DIRECTIONS FOR THIS TASK:
In the records below, start at the line containing "Patent image size: (1229, 816)." and end at the line containing "The anchoring section 50 is at (620, 407).". Write out those lines again, swapping every "feedthrough" for "bushing" and leaving everything else unchanged.

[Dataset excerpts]

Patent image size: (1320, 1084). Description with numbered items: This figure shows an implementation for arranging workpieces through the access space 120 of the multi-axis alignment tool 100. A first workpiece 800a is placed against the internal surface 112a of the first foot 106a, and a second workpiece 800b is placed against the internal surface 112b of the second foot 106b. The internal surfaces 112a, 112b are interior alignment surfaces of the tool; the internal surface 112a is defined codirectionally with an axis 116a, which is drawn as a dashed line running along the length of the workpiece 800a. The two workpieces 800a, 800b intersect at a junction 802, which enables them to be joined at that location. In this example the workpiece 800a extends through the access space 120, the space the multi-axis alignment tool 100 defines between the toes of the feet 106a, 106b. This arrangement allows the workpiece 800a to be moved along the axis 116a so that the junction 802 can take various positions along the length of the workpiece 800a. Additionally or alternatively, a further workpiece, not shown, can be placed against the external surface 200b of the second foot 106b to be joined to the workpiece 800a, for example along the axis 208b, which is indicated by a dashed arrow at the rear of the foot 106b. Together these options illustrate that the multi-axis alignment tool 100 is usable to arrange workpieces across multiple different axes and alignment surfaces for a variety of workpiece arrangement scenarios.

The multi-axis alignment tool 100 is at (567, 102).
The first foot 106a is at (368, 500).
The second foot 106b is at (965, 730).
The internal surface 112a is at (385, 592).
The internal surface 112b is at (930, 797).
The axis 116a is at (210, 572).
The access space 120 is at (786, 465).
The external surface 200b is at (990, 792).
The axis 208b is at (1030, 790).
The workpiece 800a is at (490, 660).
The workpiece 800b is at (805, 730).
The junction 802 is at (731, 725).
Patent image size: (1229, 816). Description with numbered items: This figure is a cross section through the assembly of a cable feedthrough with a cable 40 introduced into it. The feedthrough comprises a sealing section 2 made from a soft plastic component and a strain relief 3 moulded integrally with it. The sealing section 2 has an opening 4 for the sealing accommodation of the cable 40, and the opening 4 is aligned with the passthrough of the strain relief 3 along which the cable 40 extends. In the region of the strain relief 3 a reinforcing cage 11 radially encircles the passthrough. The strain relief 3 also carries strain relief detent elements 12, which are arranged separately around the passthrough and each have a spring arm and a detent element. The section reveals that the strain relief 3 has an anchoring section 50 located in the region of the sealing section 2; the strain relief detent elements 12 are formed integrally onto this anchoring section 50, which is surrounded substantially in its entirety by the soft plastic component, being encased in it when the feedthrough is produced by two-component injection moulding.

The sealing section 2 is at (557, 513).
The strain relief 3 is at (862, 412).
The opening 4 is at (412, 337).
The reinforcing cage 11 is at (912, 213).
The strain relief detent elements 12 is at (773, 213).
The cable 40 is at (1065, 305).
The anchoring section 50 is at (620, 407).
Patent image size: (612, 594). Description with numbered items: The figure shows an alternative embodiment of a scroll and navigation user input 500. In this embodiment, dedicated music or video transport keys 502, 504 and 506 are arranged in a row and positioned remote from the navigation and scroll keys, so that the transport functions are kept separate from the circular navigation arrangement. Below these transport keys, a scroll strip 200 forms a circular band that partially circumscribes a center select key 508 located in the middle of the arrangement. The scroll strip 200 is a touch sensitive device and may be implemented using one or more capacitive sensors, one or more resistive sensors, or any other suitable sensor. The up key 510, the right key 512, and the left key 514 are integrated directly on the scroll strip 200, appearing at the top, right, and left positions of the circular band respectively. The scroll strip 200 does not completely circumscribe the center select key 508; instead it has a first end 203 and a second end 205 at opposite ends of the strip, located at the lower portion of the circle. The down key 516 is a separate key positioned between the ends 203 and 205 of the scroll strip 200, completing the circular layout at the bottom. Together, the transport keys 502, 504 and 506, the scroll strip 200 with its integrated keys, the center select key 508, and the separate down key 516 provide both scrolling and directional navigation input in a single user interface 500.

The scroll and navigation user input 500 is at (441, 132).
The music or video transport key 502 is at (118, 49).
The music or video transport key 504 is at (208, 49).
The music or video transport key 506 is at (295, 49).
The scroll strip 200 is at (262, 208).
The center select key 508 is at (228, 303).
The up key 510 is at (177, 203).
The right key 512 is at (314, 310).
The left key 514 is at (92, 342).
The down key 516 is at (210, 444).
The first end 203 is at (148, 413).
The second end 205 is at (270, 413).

EXPECTED ANSWER:
Patent image size: (1229, 816). Description with numbered items: This figure is a cross section through the assembly of a cable bushing with a cable 40 introduced into it. The bushing comprises a sealing section 2 made from a soft plastic component and a strain relief 3 moulded integrally with it. The sealing section 2 has an opening 4 for the sealing accommodation of the cable 40, and the opening 4 is aligned with the passthrough of the strain relief 3 along which the cable 40 extends. In the region of the strain relief 3 a reinforcing cage 11 radially encircles the passthrough. The strain relief 3 also carries strain relief detent elements 12, which are arranged separately around the passthrough and each have a spring arm and a detent element. The section reveals that the strain relief 3 has an anchoring section 50 located in the region of the sealing section 2; the strain relief detent elements 12 are formed integrally onto this anchoring section 50, which is surrounded substantially in its entirety by the soft plastic component, being encased in it when the bushing is produced by two-component injection moulding.

The sealing section 2 is at (557, 513).
The strain relief 3 is at (862, 412).
The opening 4 is at (412, 337).
The reinforcing cage 11 is at (912, 213).
The strain relief detent elements 12 is at (773, 213).
The cable 40 is at (1065, 305).
The anchoring section 50 is at (620, 407).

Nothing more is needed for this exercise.